GOAL OF THE EXERCISE:
Write out all the data again, exactly as it stands.

RECORDS SUPPLIED:
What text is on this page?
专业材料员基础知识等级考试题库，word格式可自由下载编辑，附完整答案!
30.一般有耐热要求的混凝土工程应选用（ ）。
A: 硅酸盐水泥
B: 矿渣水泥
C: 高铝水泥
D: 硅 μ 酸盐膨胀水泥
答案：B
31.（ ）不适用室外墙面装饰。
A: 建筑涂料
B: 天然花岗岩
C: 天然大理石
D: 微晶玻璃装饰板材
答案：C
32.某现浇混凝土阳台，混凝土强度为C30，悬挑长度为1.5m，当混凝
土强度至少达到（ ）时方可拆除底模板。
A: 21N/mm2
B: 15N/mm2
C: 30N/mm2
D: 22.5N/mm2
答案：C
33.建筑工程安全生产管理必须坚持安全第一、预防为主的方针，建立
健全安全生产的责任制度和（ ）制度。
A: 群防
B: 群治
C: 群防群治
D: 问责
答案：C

SOLVED PROBLEM:
What text is on this page?
专业材料员基础知识等级考试题库，word格式可自由下载编辑，附完整答案!
30.一般有耐热要求的混凝土工程应选用（ ）。
A: 硅酸盐水泥
B: 矿渣水泥
C: 高铝水泥
D: 硅 μ 酸盐膨胀水泥
答案：B
31.（ ）不适用室外墙面装饰。
A: 建筑涂料
B: 天然花岗岩
C: 天然大理石
D: 微晶玻璃装饰板材
答案：C
32.某现浇混凝土阳台，混凝土强度为C30，悬挑长度为1.5m，当混凝
土强度至少达到（ ）时方可拆除底模板。
A: 21N/mm2
B: 15N/mm2
C: 30N/mm2
D: 22.5N/mm2
答案：C
33.建筑工程安全生产管理必须坚持安全第一、预防为主的方针，建立
健全安全生产的责任制度和（ ）制度。
A: 群防
B: 群治
C: 群防群治
D: 问责
答案：C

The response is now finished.